Reproduce the records below, swapping each occurrence of "point" for "marker" and leaving everything else unchanged.

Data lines

++++

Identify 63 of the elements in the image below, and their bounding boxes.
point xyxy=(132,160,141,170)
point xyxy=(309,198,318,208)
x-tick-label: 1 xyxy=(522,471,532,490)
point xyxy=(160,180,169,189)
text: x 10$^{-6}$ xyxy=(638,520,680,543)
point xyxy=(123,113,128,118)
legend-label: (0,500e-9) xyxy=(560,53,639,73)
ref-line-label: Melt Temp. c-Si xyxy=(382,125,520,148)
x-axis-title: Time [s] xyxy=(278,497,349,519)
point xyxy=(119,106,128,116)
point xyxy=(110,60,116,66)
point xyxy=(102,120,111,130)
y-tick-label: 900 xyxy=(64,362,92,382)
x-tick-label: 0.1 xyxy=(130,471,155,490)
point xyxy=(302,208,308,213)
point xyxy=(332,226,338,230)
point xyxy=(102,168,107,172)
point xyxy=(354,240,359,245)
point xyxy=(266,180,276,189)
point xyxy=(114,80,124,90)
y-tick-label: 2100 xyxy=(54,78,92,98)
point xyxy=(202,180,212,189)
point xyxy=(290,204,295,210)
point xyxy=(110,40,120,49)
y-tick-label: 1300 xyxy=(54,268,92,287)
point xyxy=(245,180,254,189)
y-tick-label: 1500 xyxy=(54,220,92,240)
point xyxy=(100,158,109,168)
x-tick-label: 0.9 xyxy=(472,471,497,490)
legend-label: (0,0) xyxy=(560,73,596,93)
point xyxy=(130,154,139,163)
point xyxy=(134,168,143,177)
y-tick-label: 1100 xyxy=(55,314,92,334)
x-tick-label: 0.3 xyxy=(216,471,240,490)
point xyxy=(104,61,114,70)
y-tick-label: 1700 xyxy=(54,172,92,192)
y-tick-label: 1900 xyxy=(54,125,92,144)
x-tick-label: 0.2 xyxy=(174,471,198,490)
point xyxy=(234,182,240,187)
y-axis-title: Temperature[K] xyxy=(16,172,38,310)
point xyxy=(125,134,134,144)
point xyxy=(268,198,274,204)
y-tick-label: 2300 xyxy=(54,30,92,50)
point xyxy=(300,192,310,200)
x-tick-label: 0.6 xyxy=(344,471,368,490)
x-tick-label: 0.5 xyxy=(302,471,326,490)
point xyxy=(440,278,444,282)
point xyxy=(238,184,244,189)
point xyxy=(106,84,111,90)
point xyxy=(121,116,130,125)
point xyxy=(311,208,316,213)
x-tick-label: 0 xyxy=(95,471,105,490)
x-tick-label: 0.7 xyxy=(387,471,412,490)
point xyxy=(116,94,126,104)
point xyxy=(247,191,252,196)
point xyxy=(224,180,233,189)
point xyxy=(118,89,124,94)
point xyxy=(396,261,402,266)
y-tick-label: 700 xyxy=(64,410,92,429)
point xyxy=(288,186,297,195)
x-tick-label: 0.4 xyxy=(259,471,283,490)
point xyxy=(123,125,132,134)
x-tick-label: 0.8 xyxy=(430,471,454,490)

++++

### RESPONSE FOR THIS EXERCISE
Identify 63 of the elements in the image below, and their bounding boxes.
marker xyxy=(132,160,141,170)
marker xyxy=(309,198,318,208)
x-tick-label: 1 xyxy=(522,471,532,490)
marker xyxy=(160,180,169,189)
text: x 10$^{-6}$ xyxy=(638,520,680,543)
marker xyxy=(123,113,128,118)
legend-label: (0,500e-9) xyxy=(560,53,639,73)
ref-line-label: Melt Temp. c-Si xyxy=(382,125,520,148)
x-axis-title: Time [s] xyxy=(278,497,349,519)
marker xyxy=(119,106,128,116)
marker xyxy=(110,60,116,66)
marker xyxy=(102,120,111,130)
y-tick-label: 900 xyxy=(64,362,92,382)
x-tick-label: 0.1 xyxy=(130,471,155,490)
marker xyxy=(302,208,308,213)
marker xyxy=(332,226,338,230)
marker xyxy=(102,168,107,172)
marker xyxy=(354,240,359,245)
marker xyxy=(266,180,276,189)
marker xyxy=(114,80,124,90)
y-tick-label: 2100 xyxy=(54,78,92,98)
marker xyxy=(202,180,212,189)
marker xyxy=(290,204,295,210)
marker xyxy=(110,40,120,49)
y-tick-label: 1300 xyxy=(54,268,92,287)
marker xyxy=(245,180,254,189)
y-tick-label: 1500 xyxy=(54,220,92,240)
marker xyxy=(100,158,109,168)
x-tick-label: 0.9 xyxy=(472,471,497,490)
legend-label: (0,0) xyxy=(560,73,596,93)
marker xyxy=(130,154,139,163)
marker xyxy=(134,168,143,177)
y-tick-label: 1100 xyxy=(55,314,92,334)
x-tick-label: 0.3 xyxy=(216,471,240,490)
marker xyxy=(104,61,114,70)
y-tick-label: 1700 xyxy=(54,172,92,192)
y-tick-label: 1900 xyxy=(54,125,92,144)
x-tick-label: 0.2 xyxy=(174,471,198,490)
marker xyxy=(234,182,240,187)
y-axis-title: Temperature[K] xyxy=(16,172,38,310)
marker xyxy=(125,134,134,144)
marker xyxy=(268,198,274,204)
y-tick-label: 2300 xyxy=(54,30,92,50)
marker xyxy=(300,192,310,200)
x-tick-label: 0.6 xyxy=(344,471,368,490)
x-tick-label: 0.5 xyxy=(302,471,326,490)
marker xyxy=(440,278,444,282)
marker xyxy=(238,184,244,189)
marker xyxy=(106,84,111,90)
marker xyxy=(121,116,130,125)
marker xyxy=(311,208,316,213)
x-tick-label: 0 xyxy=(95,471,105,490)
x-tick-label: 0.7 xyxy=(387,471,412,490)
marker xyxy=(116,94,126,104)
marker xyxy=(247,191,252,196)
marker xyxy=(224,180,233,189)
marker xyxy=(118,89,124,94)
marker xyxy=(396,261,402,266)
y-tick-label: 700 xyxy=(64,410,92,429)
marker xyxy=(288,186,297,195)
x-tick-label: 0.4 xyxy=(259,471,283,490)
marker xyxy=(123,125,132,134)
x-tick-label: 0.8 xyxy=(430,471,454,490)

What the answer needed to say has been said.